## Set task
Would you output the lines from the one with "Serialize everything readable" through the last line of the material below, exactly, but without pictures?
-- BEGIN Information supplied --
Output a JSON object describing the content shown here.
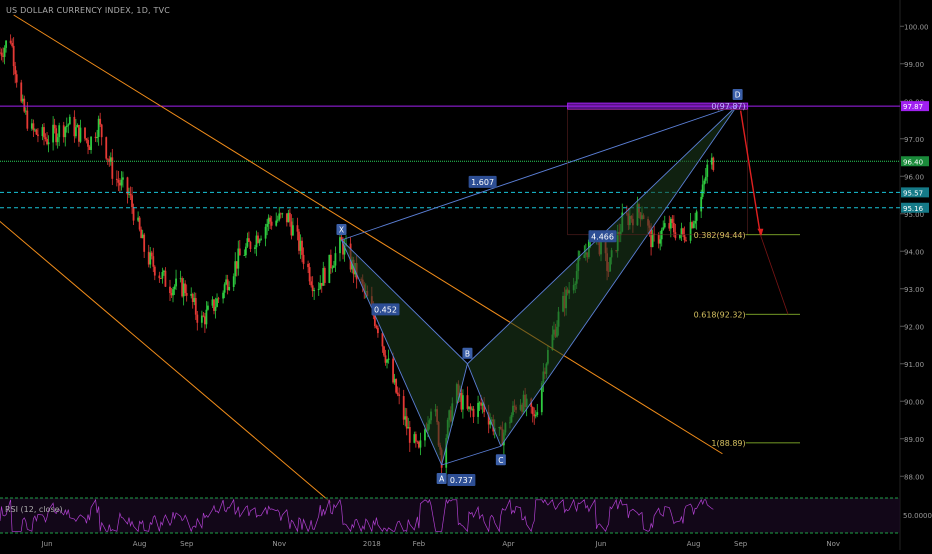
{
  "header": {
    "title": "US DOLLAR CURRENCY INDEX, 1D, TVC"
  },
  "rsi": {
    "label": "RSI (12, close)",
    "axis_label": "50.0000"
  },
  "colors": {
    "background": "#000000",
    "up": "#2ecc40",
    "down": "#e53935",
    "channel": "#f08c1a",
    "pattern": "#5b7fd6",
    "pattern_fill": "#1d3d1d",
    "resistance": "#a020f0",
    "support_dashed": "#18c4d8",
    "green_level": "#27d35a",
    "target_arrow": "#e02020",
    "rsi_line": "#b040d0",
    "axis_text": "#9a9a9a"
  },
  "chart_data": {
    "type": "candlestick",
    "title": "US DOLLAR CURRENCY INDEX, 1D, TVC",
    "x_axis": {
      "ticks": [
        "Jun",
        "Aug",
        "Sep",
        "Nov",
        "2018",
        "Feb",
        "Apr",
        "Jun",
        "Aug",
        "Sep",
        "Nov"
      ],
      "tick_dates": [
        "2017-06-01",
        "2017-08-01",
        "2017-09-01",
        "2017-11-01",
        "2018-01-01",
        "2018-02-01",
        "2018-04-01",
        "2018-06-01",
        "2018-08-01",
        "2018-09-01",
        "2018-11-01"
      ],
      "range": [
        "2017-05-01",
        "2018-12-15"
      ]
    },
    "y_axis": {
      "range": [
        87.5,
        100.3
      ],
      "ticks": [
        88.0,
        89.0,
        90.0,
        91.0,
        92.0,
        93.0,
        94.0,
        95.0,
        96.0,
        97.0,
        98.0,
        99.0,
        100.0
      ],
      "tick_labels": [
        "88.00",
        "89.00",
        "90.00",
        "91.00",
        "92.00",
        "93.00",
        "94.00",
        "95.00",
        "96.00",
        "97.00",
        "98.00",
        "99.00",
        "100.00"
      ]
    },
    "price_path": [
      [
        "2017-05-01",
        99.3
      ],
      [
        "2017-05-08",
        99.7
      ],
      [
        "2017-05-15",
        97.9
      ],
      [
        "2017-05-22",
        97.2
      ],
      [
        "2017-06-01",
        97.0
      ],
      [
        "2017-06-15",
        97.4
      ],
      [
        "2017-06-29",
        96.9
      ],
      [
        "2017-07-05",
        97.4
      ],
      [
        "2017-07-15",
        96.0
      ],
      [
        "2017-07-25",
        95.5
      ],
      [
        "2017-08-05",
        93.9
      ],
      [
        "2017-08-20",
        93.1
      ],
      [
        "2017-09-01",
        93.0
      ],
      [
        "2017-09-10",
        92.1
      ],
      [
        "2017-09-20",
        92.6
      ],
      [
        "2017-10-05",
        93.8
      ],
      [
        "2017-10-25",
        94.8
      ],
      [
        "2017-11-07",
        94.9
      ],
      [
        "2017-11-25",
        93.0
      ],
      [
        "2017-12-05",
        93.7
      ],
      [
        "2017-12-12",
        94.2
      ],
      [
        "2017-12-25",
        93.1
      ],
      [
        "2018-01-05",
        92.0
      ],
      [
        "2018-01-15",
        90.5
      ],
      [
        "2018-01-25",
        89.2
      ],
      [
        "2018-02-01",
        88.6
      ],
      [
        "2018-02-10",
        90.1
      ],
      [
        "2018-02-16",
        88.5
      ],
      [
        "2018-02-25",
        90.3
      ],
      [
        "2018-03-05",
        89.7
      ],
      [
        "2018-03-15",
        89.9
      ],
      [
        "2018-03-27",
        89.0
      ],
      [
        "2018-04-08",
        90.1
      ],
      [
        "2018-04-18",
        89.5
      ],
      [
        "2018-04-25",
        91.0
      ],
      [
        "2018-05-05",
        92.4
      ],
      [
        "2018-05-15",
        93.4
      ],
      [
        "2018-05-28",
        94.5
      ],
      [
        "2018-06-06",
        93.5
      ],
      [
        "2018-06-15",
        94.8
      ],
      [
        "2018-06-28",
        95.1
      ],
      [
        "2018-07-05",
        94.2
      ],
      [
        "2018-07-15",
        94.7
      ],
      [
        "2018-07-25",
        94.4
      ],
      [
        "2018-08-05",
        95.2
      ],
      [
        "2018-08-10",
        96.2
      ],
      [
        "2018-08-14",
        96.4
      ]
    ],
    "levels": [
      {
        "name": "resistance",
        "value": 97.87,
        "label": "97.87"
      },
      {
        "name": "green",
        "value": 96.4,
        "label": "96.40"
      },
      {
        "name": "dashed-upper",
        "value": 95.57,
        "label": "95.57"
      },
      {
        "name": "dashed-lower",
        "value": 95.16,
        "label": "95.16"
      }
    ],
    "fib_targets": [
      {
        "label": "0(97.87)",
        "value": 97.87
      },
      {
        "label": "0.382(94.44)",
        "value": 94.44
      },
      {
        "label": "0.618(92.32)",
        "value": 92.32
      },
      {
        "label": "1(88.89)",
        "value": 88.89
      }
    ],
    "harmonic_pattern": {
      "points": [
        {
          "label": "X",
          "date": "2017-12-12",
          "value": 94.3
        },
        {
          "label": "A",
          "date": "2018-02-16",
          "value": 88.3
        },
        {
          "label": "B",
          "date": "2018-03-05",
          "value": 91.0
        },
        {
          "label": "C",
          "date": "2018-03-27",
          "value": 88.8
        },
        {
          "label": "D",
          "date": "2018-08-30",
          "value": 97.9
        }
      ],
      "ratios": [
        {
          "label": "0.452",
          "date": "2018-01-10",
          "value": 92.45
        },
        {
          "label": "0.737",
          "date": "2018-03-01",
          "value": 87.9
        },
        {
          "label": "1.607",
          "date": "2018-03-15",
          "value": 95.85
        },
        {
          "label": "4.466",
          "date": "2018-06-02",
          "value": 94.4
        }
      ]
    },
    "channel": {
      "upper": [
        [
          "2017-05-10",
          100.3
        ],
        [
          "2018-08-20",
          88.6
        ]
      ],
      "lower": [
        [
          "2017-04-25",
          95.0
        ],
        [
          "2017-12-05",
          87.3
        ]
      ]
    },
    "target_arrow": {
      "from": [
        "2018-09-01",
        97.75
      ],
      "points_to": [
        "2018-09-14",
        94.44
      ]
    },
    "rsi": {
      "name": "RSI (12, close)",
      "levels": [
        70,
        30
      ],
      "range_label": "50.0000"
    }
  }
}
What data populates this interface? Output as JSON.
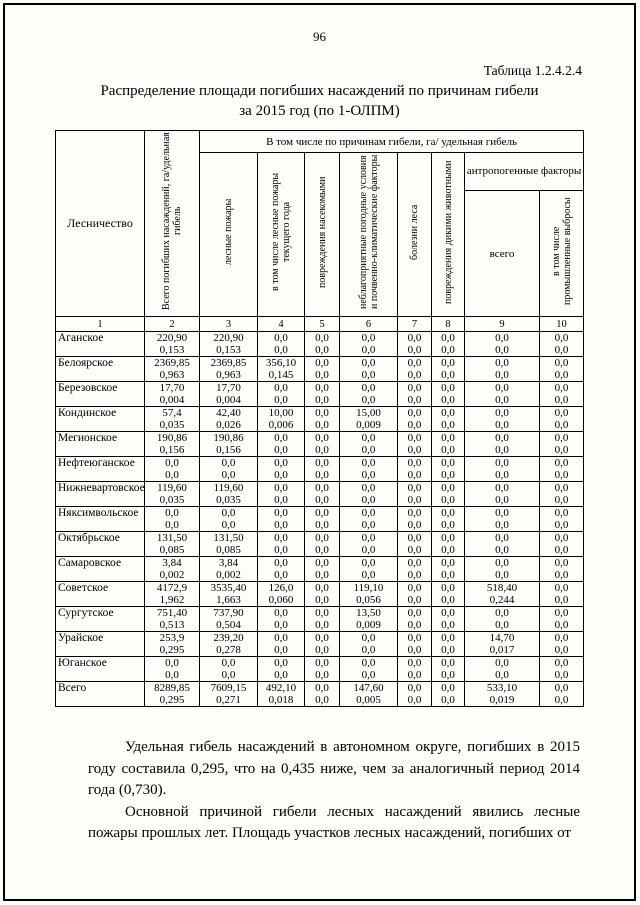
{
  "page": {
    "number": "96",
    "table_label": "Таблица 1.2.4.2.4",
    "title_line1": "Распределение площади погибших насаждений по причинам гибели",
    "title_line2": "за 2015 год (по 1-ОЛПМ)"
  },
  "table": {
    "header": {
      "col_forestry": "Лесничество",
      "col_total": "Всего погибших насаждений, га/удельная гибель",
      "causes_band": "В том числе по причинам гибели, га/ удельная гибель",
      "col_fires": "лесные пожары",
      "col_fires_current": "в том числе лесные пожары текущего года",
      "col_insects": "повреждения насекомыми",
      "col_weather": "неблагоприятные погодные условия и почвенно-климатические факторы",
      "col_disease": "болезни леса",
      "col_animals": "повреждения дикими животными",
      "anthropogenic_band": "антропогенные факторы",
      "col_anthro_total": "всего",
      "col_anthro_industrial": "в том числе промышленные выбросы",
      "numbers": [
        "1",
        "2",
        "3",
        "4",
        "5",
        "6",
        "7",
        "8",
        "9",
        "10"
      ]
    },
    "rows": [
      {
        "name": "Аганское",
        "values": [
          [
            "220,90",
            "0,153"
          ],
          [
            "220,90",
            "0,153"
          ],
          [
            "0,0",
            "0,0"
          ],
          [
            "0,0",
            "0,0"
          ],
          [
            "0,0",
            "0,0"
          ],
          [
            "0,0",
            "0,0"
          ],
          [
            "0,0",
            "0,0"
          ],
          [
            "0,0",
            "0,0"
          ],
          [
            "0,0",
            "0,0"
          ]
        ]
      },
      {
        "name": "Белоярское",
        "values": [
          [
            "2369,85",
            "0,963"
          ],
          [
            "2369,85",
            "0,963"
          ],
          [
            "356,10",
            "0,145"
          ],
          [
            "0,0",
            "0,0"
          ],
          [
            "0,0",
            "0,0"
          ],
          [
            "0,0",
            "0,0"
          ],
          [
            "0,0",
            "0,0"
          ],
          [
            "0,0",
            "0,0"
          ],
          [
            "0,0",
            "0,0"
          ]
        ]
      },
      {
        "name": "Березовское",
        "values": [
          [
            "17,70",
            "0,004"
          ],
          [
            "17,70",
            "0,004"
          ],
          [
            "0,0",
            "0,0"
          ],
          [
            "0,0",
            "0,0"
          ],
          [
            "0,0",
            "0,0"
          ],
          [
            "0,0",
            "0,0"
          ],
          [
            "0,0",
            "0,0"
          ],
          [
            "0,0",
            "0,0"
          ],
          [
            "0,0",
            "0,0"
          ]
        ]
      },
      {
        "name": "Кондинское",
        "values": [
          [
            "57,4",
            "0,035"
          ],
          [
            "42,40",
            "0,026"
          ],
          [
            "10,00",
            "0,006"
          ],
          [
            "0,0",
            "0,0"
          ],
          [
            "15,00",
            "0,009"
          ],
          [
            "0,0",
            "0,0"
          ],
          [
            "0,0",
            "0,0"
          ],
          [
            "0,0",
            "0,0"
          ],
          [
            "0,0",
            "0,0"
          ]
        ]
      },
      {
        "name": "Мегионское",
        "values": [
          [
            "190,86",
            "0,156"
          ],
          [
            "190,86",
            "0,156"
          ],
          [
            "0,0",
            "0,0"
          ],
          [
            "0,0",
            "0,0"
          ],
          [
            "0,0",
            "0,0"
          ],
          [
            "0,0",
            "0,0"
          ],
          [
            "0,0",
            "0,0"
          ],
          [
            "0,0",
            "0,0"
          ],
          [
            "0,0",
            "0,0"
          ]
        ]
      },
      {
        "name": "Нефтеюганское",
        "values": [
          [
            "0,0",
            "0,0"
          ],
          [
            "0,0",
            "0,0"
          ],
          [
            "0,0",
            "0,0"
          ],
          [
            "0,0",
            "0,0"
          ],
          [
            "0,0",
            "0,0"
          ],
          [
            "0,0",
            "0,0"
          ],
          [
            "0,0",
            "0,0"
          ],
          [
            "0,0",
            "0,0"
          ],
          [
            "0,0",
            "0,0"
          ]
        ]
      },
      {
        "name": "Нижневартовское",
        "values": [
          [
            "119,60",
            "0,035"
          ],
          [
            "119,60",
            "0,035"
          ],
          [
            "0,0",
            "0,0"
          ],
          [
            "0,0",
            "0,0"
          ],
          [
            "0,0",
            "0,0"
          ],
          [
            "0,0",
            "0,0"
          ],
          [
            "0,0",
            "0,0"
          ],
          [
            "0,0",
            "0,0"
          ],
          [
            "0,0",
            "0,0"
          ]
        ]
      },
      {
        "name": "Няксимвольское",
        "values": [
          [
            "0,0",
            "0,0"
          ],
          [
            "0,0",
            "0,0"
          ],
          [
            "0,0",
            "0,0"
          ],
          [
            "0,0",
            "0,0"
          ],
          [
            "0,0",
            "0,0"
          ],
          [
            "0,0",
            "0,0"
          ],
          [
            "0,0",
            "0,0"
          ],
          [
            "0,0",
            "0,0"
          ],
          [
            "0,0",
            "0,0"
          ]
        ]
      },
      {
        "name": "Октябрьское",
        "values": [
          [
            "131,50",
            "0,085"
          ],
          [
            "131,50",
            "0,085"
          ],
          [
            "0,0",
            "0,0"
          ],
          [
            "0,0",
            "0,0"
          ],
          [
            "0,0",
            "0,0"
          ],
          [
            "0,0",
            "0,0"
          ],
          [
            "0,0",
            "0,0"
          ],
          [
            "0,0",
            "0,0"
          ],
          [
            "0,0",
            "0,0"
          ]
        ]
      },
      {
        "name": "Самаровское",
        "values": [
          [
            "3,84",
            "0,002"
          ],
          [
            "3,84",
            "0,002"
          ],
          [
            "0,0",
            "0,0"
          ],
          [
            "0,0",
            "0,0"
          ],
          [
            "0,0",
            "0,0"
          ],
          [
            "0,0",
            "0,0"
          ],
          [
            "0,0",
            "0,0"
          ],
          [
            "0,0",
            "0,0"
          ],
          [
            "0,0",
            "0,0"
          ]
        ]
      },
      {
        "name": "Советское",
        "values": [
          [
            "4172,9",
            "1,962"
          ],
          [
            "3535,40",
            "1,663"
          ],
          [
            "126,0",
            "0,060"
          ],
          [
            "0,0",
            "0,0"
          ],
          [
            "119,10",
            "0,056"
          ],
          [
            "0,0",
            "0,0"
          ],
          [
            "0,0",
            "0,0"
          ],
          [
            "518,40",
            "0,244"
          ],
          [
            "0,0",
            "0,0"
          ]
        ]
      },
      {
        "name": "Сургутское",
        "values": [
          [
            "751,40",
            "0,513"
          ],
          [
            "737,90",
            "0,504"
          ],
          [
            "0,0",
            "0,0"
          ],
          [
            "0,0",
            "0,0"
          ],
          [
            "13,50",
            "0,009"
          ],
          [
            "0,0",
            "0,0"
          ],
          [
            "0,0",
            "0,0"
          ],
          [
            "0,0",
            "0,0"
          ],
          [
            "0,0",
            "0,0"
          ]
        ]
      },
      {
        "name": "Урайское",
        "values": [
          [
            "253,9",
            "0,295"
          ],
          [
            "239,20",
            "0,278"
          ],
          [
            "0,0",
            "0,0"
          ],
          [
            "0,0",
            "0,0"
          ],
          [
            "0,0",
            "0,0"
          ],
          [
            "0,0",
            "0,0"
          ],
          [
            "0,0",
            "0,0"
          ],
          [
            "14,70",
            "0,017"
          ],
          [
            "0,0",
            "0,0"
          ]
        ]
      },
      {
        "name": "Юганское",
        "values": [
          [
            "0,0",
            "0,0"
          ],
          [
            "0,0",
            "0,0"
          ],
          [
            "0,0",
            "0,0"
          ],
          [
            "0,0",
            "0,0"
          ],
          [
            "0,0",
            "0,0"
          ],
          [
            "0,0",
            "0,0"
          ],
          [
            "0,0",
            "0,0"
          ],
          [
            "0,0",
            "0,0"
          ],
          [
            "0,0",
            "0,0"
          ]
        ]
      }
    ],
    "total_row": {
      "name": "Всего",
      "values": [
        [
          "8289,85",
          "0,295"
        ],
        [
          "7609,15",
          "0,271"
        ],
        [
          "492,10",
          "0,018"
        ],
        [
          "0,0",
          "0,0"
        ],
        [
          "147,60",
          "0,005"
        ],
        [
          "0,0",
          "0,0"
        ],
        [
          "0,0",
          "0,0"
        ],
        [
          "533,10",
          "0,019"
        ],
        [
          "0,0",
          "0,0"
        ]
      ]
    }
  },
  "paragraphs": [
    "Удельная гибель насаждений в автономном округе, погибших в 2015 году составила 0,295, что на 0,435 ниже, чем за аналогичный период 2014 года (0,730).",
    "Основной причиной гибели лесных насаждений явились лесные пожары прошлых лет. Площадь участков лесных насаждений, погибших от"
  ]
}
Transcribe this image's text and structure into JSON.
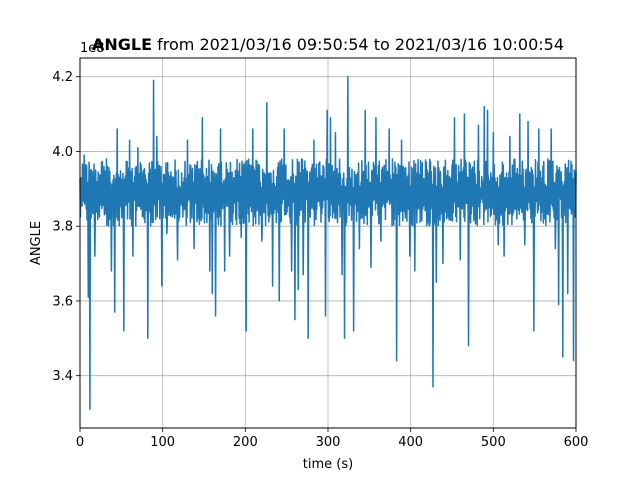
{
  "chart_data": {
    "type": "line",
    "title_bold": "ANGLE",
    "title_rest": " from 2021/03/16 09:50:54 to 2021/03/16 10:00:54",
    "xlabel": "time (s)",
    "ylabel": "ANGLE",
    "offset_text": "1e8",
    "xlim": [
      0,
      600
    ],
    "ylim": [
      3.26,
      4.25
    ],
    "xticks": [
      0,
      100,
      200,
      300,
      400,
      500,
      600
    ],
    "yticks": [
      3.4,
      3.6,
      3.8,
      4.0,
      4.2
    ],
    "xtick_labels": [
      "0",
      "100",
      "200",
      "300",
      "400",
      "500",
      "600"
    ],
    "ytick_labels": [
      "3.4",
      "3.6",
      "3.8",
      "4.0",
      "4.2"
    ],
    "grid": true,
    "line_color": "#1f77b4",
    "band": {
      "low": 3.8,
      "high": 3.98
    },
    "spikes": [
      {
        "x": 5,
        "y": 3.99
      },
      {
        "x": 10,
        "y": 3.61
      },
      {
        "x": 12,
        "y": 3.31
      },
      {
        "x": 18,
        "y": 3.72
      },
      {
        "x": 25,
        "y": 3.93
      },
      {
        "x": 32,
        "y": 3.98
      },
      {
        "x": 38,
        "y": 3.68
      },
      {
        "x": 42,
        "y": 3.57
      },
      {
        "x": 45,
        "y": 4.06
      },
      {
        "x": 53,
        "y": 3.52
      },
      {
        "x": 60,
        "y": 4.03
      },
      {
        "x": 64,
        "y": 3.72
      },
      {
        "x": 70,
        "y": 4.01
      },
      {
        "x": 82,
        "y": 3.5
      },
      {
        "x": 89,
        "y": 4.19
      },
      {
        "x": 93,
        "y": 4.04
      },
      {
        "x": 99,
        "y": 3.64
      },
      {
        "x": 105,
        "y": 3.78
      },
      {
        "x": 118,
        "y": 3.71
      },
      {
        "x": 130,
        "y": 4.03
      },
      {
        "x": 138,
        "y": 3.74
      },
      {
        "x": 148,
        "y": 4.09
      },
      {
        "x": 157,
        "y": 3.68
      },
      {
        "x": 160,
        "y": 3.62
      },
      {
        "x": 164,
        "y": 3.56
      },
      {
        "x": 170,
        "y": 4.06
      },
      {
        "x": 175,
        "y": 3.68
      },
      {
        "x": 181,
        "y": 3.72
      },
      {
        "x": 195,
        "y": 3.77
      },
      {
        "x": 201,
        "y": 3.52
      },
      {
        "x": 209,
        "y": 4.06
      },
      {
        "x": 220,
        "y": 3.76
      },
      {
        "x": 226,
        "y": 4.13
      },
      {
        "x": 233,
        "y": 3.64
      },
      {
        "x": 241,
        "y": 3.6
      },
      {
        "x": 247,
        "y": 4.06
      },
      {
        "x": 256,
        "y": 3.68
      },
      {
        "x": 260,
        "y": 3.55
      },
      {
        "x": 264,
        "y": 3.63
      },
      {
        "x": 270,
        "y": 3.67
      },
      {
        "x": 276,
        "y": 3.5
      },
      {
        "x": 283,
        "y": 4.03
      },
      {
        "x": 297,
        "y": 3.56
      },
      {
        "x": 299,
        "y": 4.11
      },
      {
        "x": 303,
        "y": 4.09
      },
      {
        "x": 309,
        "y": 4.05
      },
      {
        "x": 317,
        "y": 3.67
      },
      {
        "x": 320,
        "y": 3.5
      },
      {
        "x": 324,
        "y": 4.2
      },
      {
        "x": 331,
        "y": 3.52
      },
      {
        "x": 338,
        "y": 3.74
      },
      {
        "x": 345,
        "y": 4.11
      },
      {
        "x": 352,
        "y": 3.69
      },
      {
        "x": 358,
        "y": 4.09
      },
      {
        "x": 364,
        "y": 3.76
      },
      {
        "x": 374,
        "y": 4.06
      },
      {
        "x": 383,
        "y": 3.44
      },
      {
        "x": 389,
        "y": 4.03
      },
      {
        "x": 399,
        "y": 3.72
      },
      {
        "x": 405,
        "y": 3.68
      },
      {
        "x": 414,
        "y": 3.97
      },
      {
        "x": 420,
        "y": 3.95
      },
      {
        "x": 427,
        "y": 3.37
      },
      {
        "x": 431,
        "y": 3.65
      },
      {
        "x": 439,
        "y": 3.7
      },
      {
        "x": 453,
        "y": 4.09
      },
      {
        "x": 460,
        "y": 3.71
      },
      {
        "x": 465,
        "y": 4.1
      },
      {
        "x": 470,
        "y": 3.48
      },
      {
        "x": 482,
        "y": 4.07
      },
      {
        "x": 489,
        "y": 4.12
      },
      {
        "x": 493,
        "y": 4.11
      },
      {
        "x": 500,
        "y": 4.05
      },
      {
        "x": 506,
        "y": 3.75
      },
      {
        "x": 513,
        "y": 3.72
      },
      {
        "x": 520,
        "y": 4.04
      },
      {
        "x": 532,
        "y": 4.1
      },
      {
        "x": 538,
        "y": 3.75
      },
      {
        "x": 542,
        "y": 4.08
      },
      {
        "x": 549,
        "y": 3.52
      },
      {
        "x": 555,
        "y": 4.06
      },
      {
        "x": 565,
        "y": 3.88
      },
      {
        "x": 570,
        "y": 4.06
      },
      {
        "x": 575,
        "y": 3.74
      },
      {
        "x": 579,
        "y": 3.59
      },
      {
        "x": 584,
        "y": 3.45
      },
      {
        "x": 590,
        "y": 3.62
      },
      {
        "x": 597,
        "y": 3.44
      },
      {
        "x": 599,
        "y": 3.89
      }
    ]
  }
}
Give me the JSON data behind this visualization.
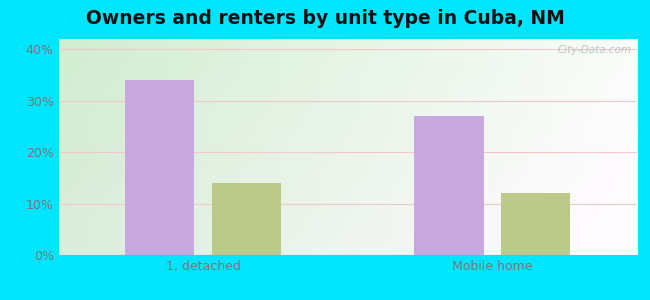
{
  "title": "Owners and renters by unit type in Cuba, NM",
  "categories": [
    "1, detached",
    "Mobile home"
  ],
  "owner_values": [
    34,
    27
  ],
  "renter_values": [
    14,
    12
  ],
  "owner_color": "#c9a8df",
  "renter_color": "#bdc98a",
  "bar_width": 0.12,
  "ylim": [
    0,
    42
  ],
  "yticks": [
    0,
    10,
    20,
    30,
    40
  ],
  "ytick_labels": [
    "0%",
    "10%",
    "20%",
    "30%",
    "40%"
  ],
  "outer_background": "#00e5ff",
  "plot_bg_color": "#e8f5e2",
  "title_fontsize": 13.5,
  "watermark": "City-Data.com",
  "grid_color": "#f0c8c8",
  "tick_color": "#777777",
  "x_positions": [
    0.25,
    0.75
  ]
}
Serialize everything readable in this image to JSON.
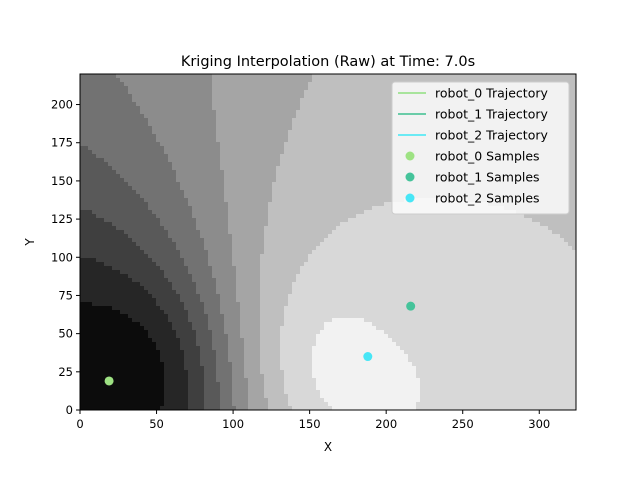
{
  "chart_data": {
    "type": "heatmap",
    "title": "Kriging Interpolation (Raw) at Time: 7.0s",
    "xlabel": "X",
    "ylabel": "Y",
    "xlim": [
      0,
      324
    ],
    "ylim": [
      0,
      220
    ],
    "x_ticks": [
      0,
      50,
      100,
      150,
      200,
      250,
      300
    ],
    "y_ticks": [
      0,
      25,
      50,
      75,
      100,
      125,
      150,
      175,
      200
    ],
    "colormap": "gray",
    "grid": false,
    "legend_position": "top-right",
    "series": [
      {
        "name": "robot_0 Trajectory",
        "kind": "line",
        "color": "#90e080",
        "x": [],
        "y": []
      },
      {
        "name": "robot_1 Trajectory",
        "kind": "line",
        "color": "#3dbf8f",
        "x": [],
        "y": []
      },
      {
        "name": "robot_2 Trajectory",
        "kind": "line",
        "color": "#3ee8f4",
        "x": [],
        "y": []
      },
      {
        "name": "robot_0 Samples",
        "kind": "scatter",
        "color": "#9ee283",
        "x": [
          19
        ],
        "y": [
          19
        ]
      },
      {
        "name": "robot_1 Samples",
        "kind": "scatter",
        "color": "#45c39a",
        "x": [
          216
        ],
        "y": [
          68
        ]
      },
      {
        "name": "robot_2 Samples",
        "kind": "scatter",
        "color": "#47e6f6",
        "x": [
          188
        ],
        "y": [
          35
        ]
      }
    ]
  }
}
-- END Information supplied --
## Task result
Serialize everything readable in this image to JSON.
{
  "chart_data": {
    "type": "heatmap",
    "title": "Kriging Interpolation (Raw) at Time: 7.0s",
    "xlabel": "X",
    "ylabel": "Y",
    "xlim": [
      0,
      324
    ],
    "ylim": [
      0,
      220
    ],
    "x_ticks": [
      0,
      50,
      100,
      150,
      200,
      250,
      300
    ],
    "y_ticks": [
      0,
      25,
      50,
      75,
      100,
      125,
      150,
      175,
      200
    ],
    "colormap": "gray",
    "grid": false,
    "legend_position": "top-right",
    "series": [
      {
        "name": "robot_0 Trajectory",
        "kind": "line",
        "color": "#90e080",
        "x": [],
        "y": []
      },
      {
        "name": "robot_1 Trajectory",
        "kind": "line",
        "color": "#3dbf8f",
        "x": [],
        "y": []
      },
      {
        "name": "robot_2 Trajectory",
        "kind": "line",
        "color": "#3ee8f4",
        "x": [],
        "y": []
      },
      {
        "name": "robot_0 Samples",
        "kind": "scatter",
        "color": "#9ee283",
        "x": [
          19
        ],
        "y": [
          19
        ]
      },
      {
        "name": "robot_1 Samples",
        "kind": "scatter",
        "color": "#45c39a",
        "x": [
          216
        ],
        "y": [
          68
        ]
      },
      {
        "name": "robot_2 Samples",
        "kind": "scatter",
        "color": "#47e6f6",
        "x": [
          188
        ],
        "y": [
          35
        ]
      }
    ]
  }
}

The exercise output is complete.